▶ _TASK INSTRUCTIONS_
Collect all lines from the records below that include the word "goods".

▶ _PROVIDED DATA_
····················

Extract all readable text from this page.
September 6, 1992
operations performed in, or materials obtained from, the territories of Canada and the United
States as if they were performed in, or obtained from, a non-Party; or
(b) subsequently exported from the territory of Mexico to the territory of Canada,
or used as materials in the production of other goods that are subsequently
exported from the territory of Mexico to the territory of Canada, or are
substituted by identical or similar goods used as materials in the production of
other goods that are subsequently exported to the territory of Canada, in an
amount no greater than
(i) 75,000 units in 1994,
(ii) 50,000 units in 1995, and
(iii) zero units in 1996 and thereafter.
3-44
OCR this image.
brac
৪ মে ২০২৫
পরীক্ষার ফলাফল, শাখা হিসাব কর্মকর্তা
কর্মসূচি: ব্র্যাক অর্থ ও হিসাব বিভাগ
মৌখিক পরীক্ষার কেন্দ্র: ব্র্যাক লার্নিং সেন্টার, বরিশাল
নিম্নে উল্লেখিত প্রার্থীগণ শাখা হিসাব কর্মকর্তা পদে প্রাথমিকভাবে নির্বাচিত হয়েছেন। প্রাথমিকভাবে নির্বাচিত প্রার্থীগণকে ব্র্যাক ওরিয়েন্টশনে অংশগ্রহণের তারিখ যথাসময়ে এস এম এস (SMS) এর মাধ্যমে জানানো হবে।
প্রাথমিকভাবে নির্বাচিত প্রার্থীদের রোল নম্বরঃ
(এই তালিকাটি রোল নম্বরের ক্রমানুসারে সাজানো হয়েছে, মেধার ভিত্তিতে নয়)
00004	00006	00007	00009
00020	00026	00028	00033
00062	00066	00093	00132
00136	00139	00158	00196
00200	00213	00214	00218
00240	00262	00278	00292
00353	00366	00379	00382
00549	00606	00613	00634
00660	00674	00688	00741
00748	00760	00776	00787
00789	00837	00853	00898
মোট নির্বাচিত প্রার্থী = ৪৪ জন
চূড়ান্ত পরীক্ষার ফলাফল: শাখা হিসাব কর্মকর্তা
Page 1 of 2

····················

▶ _OUTPUT FOR THIS TASK_
or used as materials in the production of other goods that are subsequently
substituted by identical or similar goods used as materials in the production of
other goods that are subsequently exported to the territory of Canada, in an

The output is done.